- WHAT IS REQUIRED:
Everything from the line containing "Decode this image" down to the last line of the entries below must be transcribed exactly, and nothing else.

[Items listed in a dataset]
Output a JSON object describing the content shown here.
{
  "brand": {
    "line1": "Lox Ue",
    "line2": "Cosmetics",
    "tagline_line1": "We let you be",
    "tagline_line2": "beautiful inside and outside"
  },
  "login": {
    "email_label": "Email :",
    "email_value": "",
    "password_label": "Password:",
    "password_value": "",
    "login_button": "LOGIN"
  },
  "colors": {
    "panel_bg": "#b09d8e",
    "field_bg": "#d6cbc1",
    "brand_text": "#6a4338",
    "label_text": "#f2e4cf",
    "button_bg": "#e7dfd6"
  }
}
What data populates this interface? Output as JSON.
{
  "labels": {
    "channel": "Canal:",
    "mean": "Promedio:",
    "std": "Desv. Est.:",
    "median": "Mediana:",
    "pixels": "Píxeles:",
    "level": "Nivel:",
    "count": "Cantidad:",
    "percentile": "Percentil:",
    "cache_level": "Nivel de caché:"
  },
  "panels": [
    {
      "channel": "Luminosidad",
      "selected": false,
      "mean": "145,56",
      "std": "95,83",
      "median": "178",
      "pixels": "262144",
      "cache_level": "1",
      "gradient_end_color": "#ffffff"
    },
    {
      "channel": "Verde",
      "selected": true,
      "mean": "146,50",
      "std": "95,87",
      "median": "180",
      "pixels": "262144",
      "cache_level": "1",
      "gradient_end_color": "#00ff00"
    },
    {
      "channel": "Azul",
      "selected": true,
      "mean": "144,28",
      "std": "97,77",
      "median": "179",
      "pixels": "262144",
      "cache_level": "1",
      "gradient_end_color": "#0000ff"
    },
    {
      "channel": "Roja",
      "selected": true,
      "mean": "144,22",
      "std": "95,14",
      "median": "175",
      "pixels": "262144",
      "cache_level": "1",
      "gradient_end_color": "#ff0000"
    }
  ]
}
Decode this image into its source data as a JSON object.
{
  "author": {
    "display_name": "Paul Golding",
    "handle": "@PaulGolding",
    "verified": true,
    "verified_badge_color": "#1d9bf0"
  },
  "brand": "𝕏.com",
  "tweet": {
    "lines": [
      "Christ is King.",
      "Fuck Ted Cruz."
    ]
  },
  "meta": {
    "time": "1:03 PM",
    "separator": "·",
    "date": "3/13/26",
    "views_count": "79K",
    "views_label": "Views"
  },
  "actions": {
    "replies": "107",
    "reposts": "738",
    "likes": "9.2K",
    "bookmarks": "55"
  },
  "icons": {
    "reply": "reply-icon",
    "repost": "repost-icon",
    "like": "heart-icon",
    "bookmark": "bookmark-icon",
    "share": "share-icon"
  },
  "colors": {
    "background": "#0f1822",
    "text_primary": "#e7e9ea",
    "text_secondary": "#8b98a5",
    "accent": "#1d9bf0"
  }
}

- RESULT BELOW:
Decode this image into its source data as a JSON object.
{
  "author": {
    "display_name": "Paul Golding",
    "handle": "@PaulGolding",
    "verified": true,
    "verified_badge_color": "#1d9bf0"
  },
  "brand": "𝕏.com",
  "tweet": {
    "lines": [
      "Christ is King.",
      "Fuck Ted Cruz."
    ]
  },
  "meta": {
    "time": "1:03 PM",
    "separator": "·",
    "date": "3/13/26",
    "views_count": "79K",
    "views_label": "Views"
  },
  "actions": {
    "replies": "107",
    "reposts": "738",
    "likes": "9.2K",
    "bookmarks": "55"
  },
  "icons": {
    "reply": "reply-icon",
    "repost": "repost-icon",
    "like": "heart-icon",
    "bookmark": "bookmark-icon",
    "share": "share-icon"
  },
  "colors": {
    "background": "#0f1822",
    "text_primary": "#e7e9ea",
    "text_secondary": "#8b98a5",
    "accent": "#1d9bf0"
  }
}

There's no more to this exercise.